Task details: Search the records that follow and extract every line containing the string "emphasis".

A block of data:
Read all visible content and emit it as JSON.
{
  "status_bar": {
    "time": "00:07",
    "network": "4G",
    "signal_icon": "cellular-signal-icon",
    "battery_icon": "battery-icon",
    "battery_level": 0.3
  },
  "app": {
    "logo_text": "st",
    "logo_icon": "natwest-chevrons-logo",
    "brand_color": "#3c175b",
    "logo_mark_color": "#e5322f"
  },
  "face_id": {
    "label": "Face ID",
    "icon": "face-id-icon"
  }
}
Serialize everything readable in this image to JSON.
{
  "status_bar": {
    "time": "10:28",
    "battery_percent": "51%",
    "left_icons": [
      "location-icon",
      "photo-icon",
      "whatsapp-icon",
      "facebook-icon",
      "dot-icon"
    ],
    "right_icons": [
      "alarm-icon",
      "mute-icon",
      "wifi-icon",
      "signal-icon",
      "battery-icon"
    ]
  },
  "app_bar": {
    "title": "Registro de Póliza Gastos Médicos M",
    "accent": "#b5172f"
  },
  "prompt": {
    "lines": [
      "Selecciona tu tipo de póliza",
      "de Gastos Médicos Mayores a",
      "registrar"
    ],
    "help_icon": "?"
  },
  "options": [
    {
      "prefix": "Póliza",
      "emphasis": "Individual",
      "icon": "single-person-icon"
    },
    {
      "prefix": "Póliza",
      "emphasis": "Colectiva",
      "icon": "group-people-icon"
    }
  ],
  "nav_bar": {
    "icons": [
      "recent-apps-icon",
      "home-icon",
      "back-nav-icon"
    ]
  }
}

Exercise solution:
      "emphasis": "Individual",
      "emphasis": "Colectiva",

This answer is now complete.